Quoted text:
= = = = =

There is no better form of literary one-upmanship than a well-written acknowledgments page. Well, other than holding down the top spot on the New York Times best-seller list, of course. Having your very own fatwa is also hard to beat. (“Oh, I’m fine, other than the fact that I had to go into hiding because my book provoked the wrath of millions of people. . . . What’s up with your career?”) Oh, and buying a Scottish castle with the royalties from your book sales is pretty good, too.
But, other than having a number-one best-seller, having your own security detail, or living in a castle, your book’s acknowledgments page is really the best way to make other writers apoplectic with envy. And the beauty of this approach is that nobody can accuse you of being a pompous jerk because you’re hiding your pomposity in the guise of thanking people. In honor of our Spotlight on First Novels, now live on Booklist Online, and as a service to first and aspiring novelists, I present a crash course in writing an acknowledgements page that allows you to wear the guise of a humble and gracious scribe while, in reality, letting every writer who is less successful know exactly how much more successful you are. Read on and learn whom to thank—and how to thank them.
“Ideally, your research will be reflected
in your writing—but, just in case it isn’t,
be sure to mention it all here.”
By thanking your long-suffering agent, your wise editor, your energetic publicity and marketing teams, your persistent film-rights agent, your tireless foreign-rights office, and the versatile actor who voiced your audiobook—your “team”—you are instantly placing yourself in the tiny club of authors who actually have a team. Most writers do not have a team. Even many published authors would settle for “someone who answers the phone.” (Note: you may also thank “the gang.”)

= = = = =

Data provided:
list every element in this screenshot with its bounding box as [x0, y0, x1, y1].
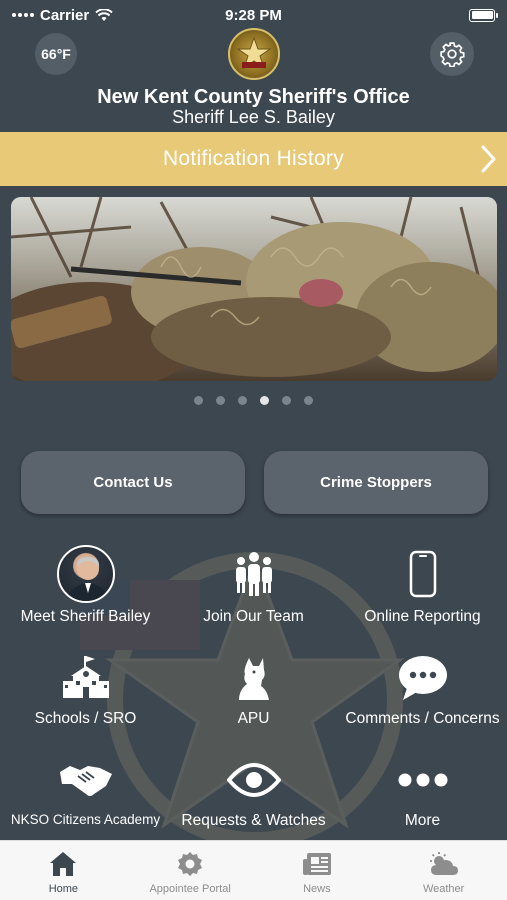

= = = = =

Exercise objective:
Reproduce the entire piece on acknowledgments pages word for word. Work only from the piece on acknowledgments pages, not from the material.

Solution:
There is no better form of literary one-upmanship than a well-written acknowledgments page. Well, other than holding down the top spot on the New York Times best-seller list, of course. Having your very own fatwa is also hard to beat. (“Oh, I’m fine, other than the fact that I had to go into hiding because my book provoked the wrath of millions of people. . . . What’s up with your career?”) Oh, and buying a Scottish castle with the royalties from your book sales is pretty good, too.
But, other than having a number-one best-seller, having your own security detail, or living in a castle, your book’s acknowledgments page is really the best way to make other writers apoplectic with envy. And the beauty of this approach is that nobody can accuse you of being a pompous jerk because you’re hiding your pomposity in the guise of thanking people. In honor of our Spotlight on First Novels, now live on Booklist Online, and as a service to first and aspiring novelists, I present a crash course in writing an acknowledgements page that allows you to wear the guise of a humble and gracious scribe while, in reality, letting every writer who is less successful know exactly how much more successful you are. Read on and learn whom to thank—and how to thank them.
“Ideally, your research will be reflected
in your writing—but, just in case it isn’t,
be sure to mention it all here.”
By thanking your long-suffering agent, your wise editor, your energetic publicity and marketing teams, your persistent film-rights agent, your tireless foreign-rights office, and the versatile actor who voiced your audiobook—your “team”—you are instantly placing yourself in the tiny club of authors who actually have a team. Most writers do not have a team. Even many published authors would settle for “someone who answers the phone.” (Note: you may also thank “the gang.”)